TASK DIRECTIONS: Wherever the word "Figure" appears in a line, extract that line.
# START OF THE INPUT
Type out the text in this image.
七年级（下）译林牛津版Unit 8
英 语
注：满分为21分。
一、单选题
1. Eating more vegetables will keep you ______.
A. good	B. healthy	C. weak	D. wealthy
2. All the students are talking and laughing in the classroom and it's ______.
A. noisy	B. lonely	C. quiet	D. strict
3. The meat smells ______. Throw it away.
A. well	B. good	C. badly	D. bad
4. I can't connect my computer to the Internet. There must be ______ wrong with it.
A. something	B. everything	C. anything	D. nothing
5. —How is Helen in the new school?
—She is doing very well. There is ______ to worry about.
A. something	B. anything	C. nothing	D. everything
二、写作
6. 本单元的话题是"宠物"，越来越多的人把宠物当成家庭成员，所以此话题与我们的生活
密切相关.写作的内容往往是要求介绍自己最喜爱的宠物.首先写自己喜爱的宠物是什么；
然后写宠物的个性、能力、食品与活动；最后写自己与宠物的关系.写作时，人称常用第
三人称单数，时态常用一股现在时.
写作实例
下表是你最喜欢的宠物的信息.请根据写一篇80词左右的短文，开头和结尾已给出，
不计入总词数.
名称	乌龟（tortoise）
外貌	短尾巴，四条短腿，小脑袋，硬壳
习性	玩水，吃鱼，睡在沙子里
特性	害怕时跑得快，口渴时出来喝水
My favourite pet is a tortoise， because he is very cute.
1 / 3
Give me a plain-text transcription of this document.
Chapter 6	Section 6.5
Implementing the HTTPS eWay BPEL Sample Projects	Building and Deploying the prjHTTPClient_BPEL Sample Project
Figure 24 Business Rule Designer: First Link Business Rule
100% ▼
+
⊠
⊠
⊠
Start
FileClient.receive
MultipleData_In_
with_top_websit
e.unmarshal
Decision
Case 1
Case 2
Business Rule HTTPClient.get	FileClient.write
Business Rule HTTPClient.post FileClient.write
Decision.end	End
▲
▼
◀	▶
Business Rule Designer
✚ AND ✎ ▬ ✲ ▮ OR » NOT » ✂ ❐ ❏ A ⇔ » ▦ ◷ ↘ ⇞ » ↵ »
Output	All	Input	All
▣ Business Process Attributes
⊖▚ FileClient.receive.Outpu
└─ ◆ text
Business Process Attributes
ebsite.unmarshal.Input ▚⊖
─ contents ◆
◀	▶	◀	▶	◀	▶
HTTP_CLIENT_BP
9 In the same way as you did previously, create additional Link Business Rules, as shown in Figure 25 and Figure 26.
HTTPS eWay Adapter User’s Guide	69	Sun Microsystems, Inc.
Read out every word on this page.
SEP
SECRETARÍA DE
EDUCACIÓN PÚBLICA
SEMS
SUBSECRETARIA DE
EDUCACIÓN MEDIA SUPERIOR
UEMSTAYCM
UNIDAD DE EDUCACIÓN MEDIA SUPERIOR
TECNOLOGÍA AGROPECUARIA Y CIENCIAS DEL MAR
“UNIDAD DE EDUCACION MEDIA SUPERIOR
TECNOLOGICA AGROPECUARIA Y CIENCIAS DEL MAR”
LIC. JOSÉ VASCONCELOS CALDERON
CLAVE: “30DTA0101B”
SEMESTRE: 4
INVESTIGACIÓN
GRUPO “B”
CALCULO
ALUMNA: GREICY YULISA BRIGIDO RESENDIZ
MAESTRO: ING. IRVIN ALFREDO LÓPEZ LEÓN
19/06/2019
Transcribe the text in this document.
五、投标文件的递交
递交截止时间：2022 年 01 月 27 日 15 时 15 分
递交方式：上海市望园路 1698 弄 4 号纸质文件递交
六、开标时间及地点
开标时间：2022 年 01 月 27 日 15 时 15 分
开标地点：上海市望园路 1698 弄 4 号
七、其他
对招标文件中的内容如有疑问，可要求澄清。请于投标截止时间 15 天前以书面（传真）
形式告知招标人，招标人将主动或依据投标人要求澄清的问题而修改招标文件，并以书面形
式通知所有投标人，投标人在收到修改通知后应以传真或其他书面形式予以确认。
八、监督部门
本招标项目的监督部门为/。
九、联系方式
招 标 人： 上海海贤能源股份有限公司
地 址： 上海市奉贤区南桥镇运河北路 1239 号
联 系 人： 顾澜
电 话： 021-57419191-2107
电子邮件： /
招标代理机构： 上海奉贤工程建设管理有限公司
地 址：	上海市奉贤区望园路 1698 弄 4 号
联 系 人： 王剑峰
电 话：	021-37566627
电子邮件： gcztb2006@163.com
# END OF THE INPUT
TASK ANSWER:
Figure 24 Business Rule Designer: First Link Business Rule
9 In the same way as you did previously, create additional Link Business Rules, as shown in Figure 25 and Figure 26.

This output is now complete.